--- start of PROVIDED DATA ---

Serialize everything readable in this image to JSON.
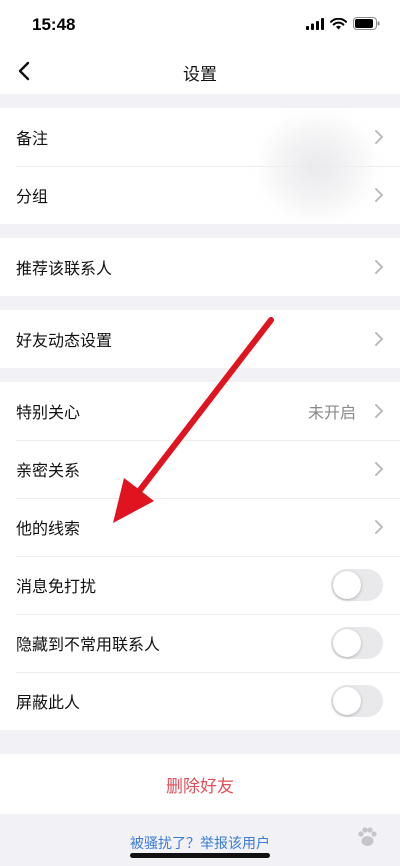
{
  "status": {
    "time": "15:48"
  },
  "nav": {
    "title": "设置"
  },
  "groups": {
    "g1": [
      "备注",
      "分组"
    ],
    "g2": [
      "推荐该联系人"
    ],
    "g3": [
      "好友动态设置"
    ],
    "g4": {
      "special_care": {
        "label": "特别关心",
        "value": "未开启"
      },
      "intimacy": "亲密关系",
      "clues": "他的线索",
      "dnd": {
        "label": "消息免打扰",
        "on": false
      },
      "hide": {
        "label": "隐藏到不常用联系人",
        "on": false
      },
      "block": {
        "label": "屏蔽此人",
        "on": false
      }
    }
  },
  "actions": {
    "delete": "删除好友",
    "report": "被骚扰了？举报该用户"
  },
  "colors": {
    "delete": "#e0505a",
    "link": "#3a7bd5",
    "arrow": "#e0141e"
  },
  "icons": [
    "back-chevron-icon",
    "chevron-right-icon",
    "signal-icon",
    "wifi-icon",
    "battery-icon",
    "annotation-arrow"
  ]
}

--- end of PROVIDED DATA ---

▶ _YOUR TASK_:
Make an exact reproduction of the listing above, without any pictures.

▶ _EXERCISE RESULT_:
Serialize everything readable in this image to JSON.
{
  "status": {
    "time": "15:48"
  },
  "nav": {
    "title": "设置"
  },
  "groups": {
    "g1": [
      "备注",
      "分组"
    ],
    "g2": [
      "推荐该联系人"
    ],
    "g3": [
      "好友动态设置"
    ],
    "g4": {
      "special_care": {
        "label": "特别关心",
        "value": "未开启"
      },
      "intimacy": "亲密关系",
      "clues": "他的线索",
      "dnd": {
        "label": "消息免打扰",
        "on": false
      },
      "hide": {
        "label": "隐藏到不常用联系人",
        "on": false
      },
      "block": {
        "label": "屏蔽此人",
        "on": false
      }
    }
  },
  "actions": {
    "delete": "删除好友",
    "report": "被骚扰了？举报该用户"
  },
  "colors": {
    "delete": "#e0505a",
    "link": "#3a7bd5",
    "arrow": "#e0141e"
  },
  "icons": [
    "back-chevron-icon",
    "chevron-right-icon",
    "signal-icon",
    "wifi-icon",
    "battery-icon",
    "annotation-arrow"
  ]
}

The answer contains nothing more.